[BEGIN Data supplied]

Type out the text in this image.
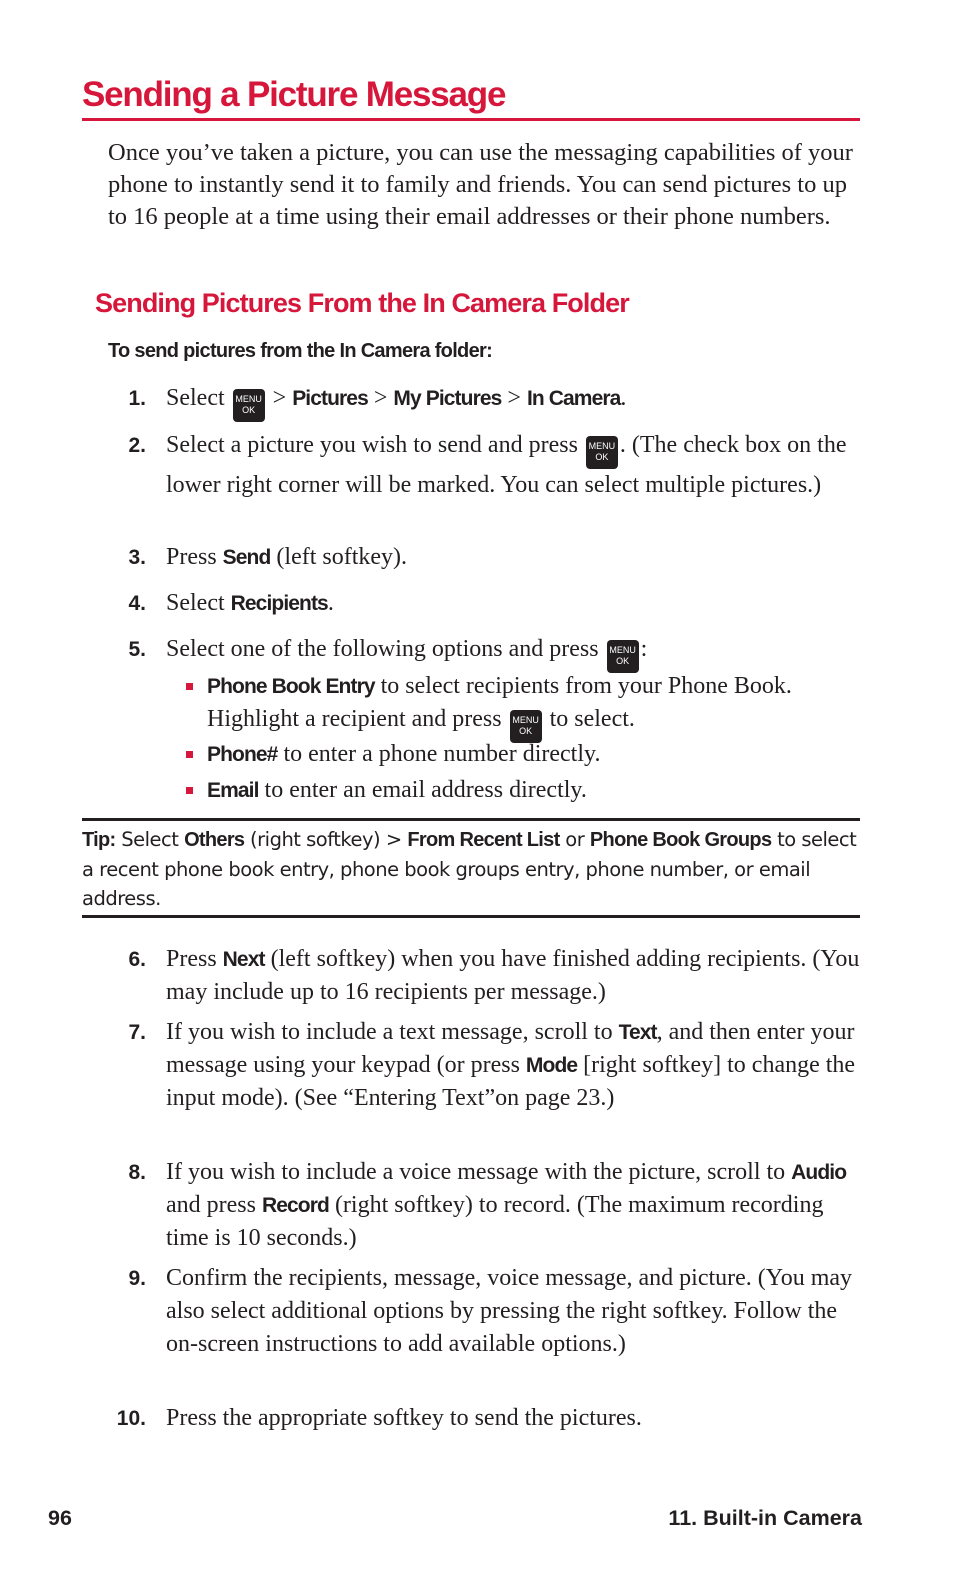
Sending a Picture Message

Once you’ve taken a picture, you can use the messaging capabilities of your phone to instantly send it to family and friends. You can send pictures to up to 16 people at a time using their email addresses or their phone numbers.

Sending Pictures From the In Camera Folder

To send pictures from the In Camera folder:

1. Select MENU
OK > Pictures > My Pictures > In Camera.
2. Select a picture you wish to send and press MENU
OK . (The check box on the lower right corner will be marked. You can select multiple pictures.)
3. Press Send (left softkey).
4. Select Recipients.
5. Select one of the following options and press MENU
OK :
Phone Book Entry to select recipients from your Phone Book. Highlight a recipient and press MENU
OK to select.
Phone# to enter a phone number directly.
Email to enter an email address directly.
Tip: Select Others (right softkey) > From Recent List or Phone Book Groups to select a recent phone book entry, phone book groups entry, phone number, or email address.
6. Press Next (left softkey) when you have finished adding recipients. (You may include up to 16 recipients per message.)
7. If you wish to include a text message, scroll to Text, and then enter your message using your keypad (or press Mode [right softkey] to change the input mode). (See “Entering Text”on page 23.)
8. If you wish to include a voice message with the picture, scroll to Audio and press Record (right softkey) to record. (The maximum recording time is 10 seconds.)
9. Confirm the recipients, message, voice message, and picture. (You may also select additional options by pressing the right softkey. Follow the on-screen instructions to add available options.)
10. Press the appropriate softkey to send the pictures.
96	11. Built-in Camera
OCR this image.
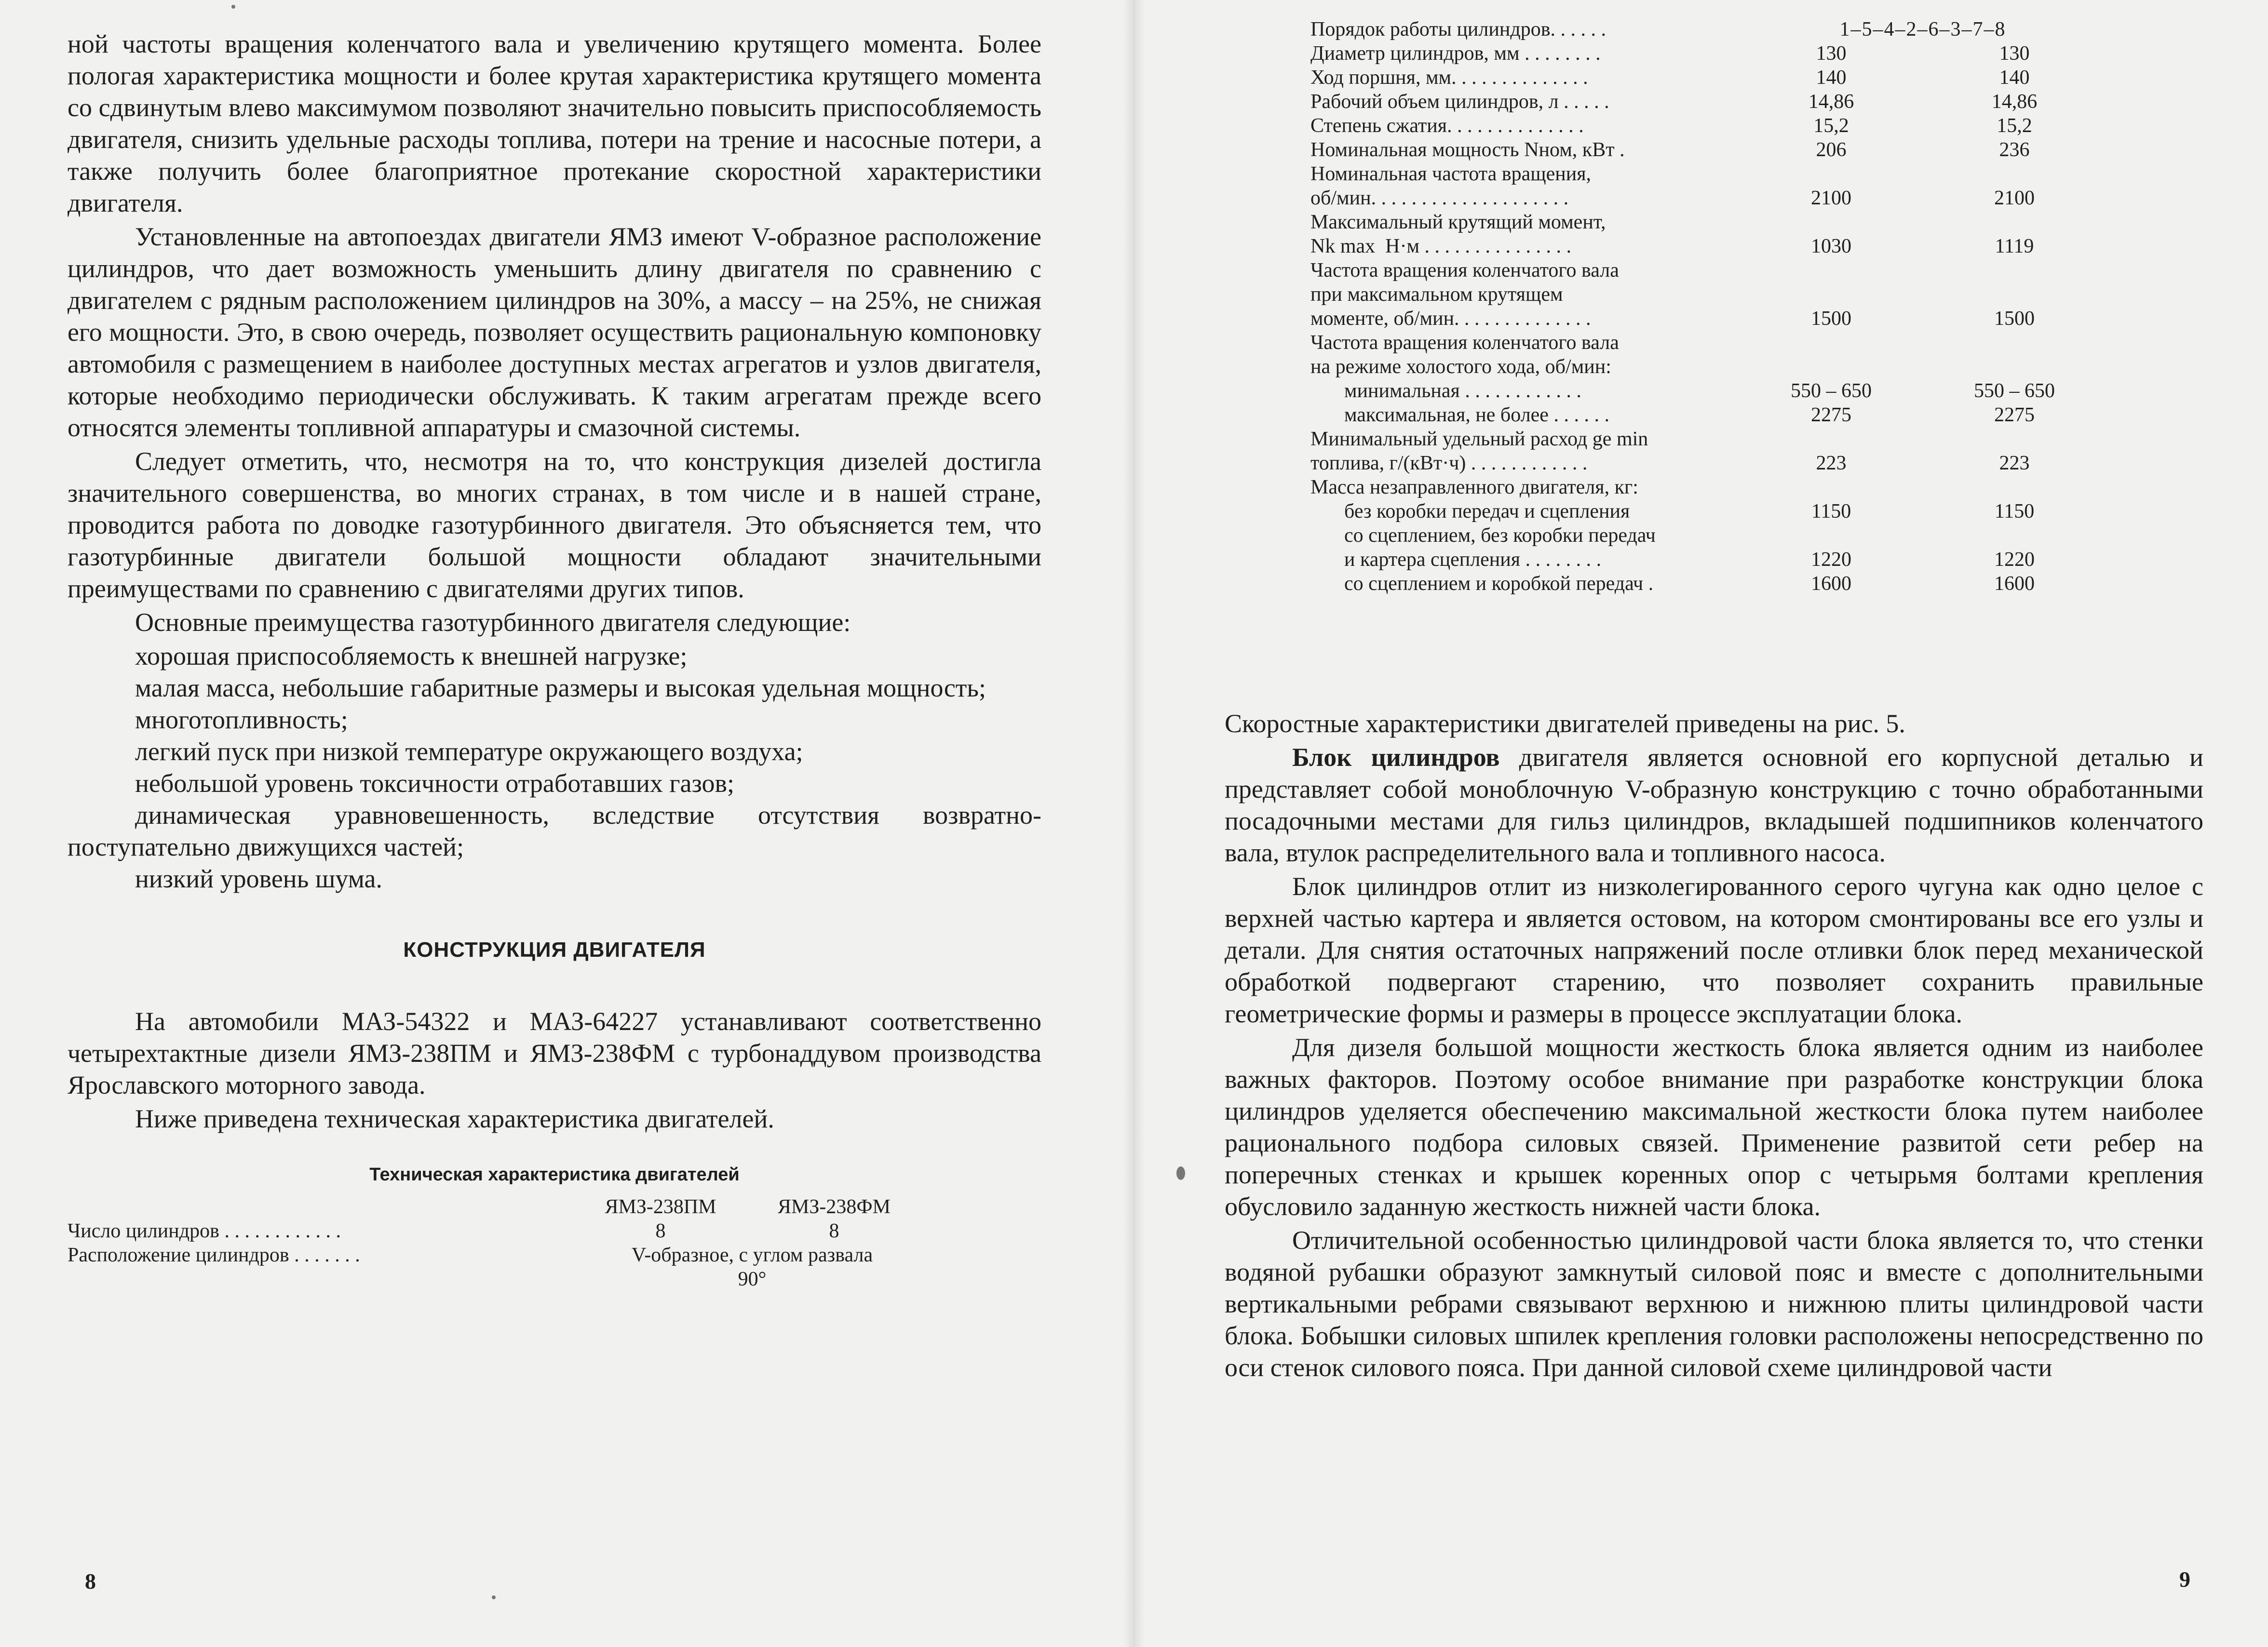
ной частоты вращения коленчатого вала и увеличению крутящего момента. Более пологая характеристика мощности и более крутая характеристика крутящего момента со сдвинутым влево максимумом позволяют значительно повысить приспособляемость двигателя, снизить удельные расходы топлива, потери на трение и насосные потери, а также получить более благоприятное протекание скоростной характеристики двигателя.

Установленные на автопоездах двигатели ЯМЗ имеют V-образное расположение цилиндров, что дает возможность уменьшить длину двигателя по сравнению с двигателем с рядным расположением цилиндров на 30%, а массу – на 25%, не снижая его мощности. Это, в свою очередь, позволяет осуществить рациональную компоновку автомобиля с размещением в наиболее доступных местах агрегатов и узлов двигателя, которые необходимо периодически обслуживать. К таким агрегатам прежде всего относятся элементы топливной аппаратуры и смазочной системы.

Следует отметить, что, несмотря на то, что конструкция дизелей достигла значительного совершенства, во многих странах, в том числе и в нашей стране, проводится работа по доводке газотурбинного двигателя. Это объясняется тем, что газотурбинные двигатели большой мощности обладают значительными преимуществами по сравнению с двигателями других типов.

Основные преимущества газотурбинного двигателя следующие:

хорошая приспособляемость к внешней нагрузке;

малая масса, небольшие габаритные размеры и высокая удельная мощность;

многотопливность;

легкий пуск при низкой температуре окружающего воздуха;

небольшой уровень токсичности отработавших газов;

динамическая уравновешенность, вследствие отсутствия возвратно-поступательно движущихся частей;

низкий уровень шума.

КОНСТРУКЦИЯ ДВИГАТЕЛЯ

На автомобили МАЗ-54322 и МАЗ-64227 устанавливают соответственно четырехтактные дизели ЯМЗ-238ПМ и ЯМЗ-238ФМ с турбонаддувом производства Ярославского моторного завода.

Ниже приведена техническая характеристика двигателей.

Техническая характеристика двигателей
ЯМЗ-238ПМ	ЯМЗ-238ФМ
Число цилиндров . . . . . . . . . . . .	8	8
Расположение цилиндров . . . . . . .	V-образное, с углом развала
90°
8
Порядок работы цилиндров. . . . . .	1–5–4–2–6–3–7–8
Диаметр цилиндров, мм . . . . . . . .	130	130
Ход поршня, мм. . . . . . . . . . . . . .	140	140
Рабочий объем цилиндров, л . . . . .	14,86	14,86
Степень сжатия. . . . . . . . . . . . . .	15,2	15,2
Номинальная мощность Nном, кВт .	206	236
Номинальная частота вращения,
об/мин. . . . . . . . . . . . . . . . . . . .	2100	2100
Максимальный крутящий момент,
Nk max  Н·м . . . . . . . . . . . . . . .	1030	1119
Частота вращения коленчатого вала
при максимальном крутящем
моменте, об/мин. . . . . . . . . . . . . .	1500	1500
Частота вращения коленчатого вала
на режиме холостого хода, об/мин:
минимальная . . . . . . . . . . . .	550 – 650	550 – 650
максимальная, не более . . . . . .	2275	2275
Минимальный удельный расход ge min
топлива, г/(кВт·ч) . . . . . . . . . . . .	223	223
Масса незаправленного двигателя, кг:
без коробки передач и сцепления	1150	1150
со сцеплением, без коробки передач
и картера сцепления . . . . . . . .	1220	1220
со сцеплением и коробкой передач .	1600	1600

Скоростные характеристики двигателей приведены на рис. 5.

Блок цилиндров двигателя является основной его корпусной деталью и представляет собой моноблочную V-образную конструкцию с точно обработанными посадочными местами для гильз цилиндров, вкладышей подшипников коленчатого вала, втулок распределительного вала и топливного насоса.

Блок цилиндров отлит из низколегированного серого чугуна как одно целое с верхней частью картера и является остовом, на котором смонтированы все его узлы и детали. Для снятия остаточных напряжений после отливки блок перед механической обработкой подвергают старению, что позволяет сохранить правильные геометрические формы и размеры в процессе эксплуатации блока.

Для дизеля большой мощности жесткость блока является одним из наиболее важных факторов. Поэтому особое внимание при разработке конструкции блока цилиндров уделяется обеспечению максимальной жесткости блока путем наиболее рационального подбора силовых связей. Применение развитой сети ребер на поперечных стенках и крышек коренных опор с четырьмя болтами крепления обусловило заданную жесткость нижней части блока.

Отличительной особенностью цилиндровой части блока является то, что стенки водяной рубашки образуют замкнутый силовой пояс и вместе с дополнительными вертикальными ребрами связывают верхнюю и нижнюю плиты цилиндровой части блока. Бобышки силовых шпилек крепления головки расположены непосредственно по оси стенок силового пояса. При данной силовой схеме цилиндровой части

9
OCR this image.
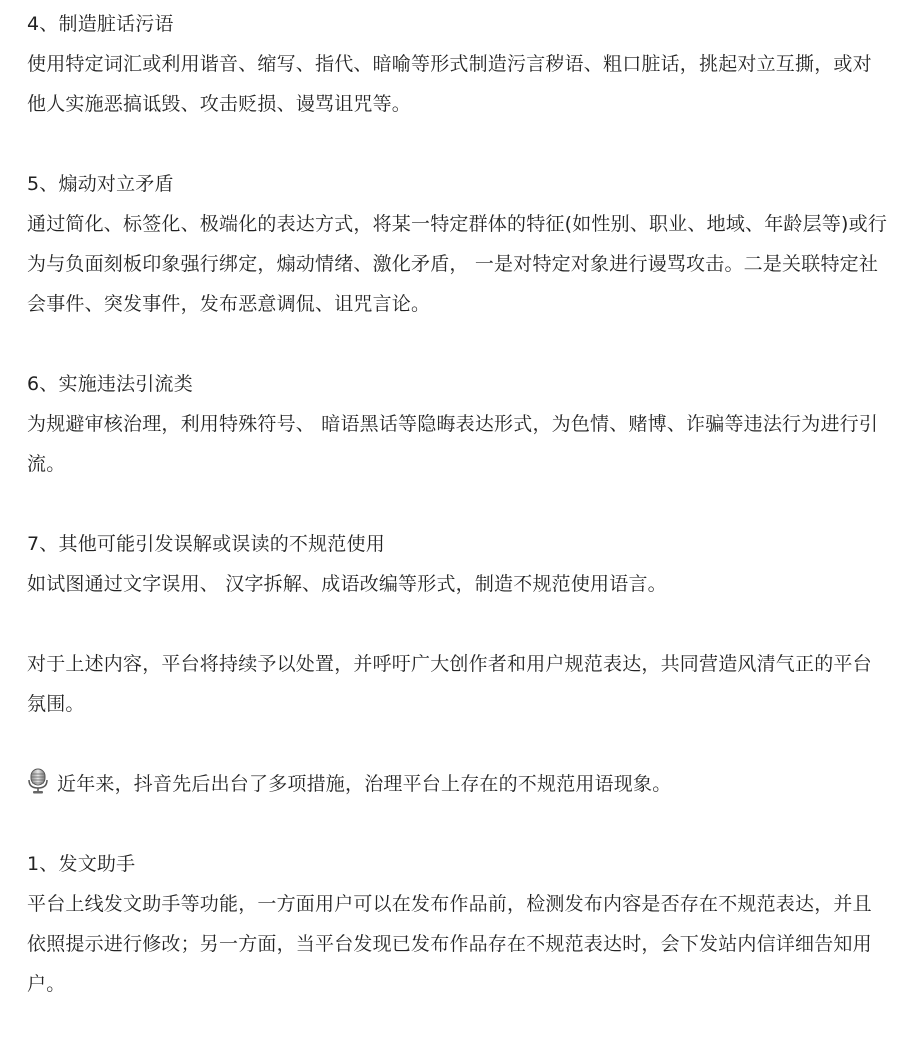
4、制造脏话污语

使用特定词汇或利用谐音、缩写、指代、暗喻等形式制造污言秽语、粗口脏话，挑起对立互撕，或对他人实施恶搞诋毁、攻击贬损、谩骂诅咒等。

5、煽动对立矛盾

通过简化、标签化、极端化的表达方式，将某一特定群体的特征(如性别、职业、地域、年龄层等)或行为与负面刻板印象强行绑定，煽动情绪、激化矛盾， 一是对特定对象进行谩骂攻击。二是关联特定社会事件、突发事件，发布恶意调侃、诅咒言论。

6、实施违法引流类

为规避审核治理，利用特殊符号、 暗语黑话等隐晦表达形式，为色情、赌博、诈骗等违法行为进行引流。

7、其他可能引发误解或误读的不规范使用

如试图通过文字误用、 汉字拆解、成语改编等形式，制造不规范使用语言。

对于上述内容，平台将持续予以处置，并呼吁广大创作者和用户规范表达，共同营造风清气正的平台氛围。

近年来，抖音先后出台了多项措施，治理平台上存在的不规范用语现象。

1、发文助手

平台上线发文助手等功能，一方面用户可以在发布作品前，检测发布内容是否存在不规范表达，并且依照提示进行修改；另一方面，当平台发现已发布作品存在不规范表达时，会下发站内信详细告知用户。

[END Data supplied]

• **Given exercise**:
Look through the records and count each line that holds "Sending". Write only the total.

• **Result of the exercise**:
2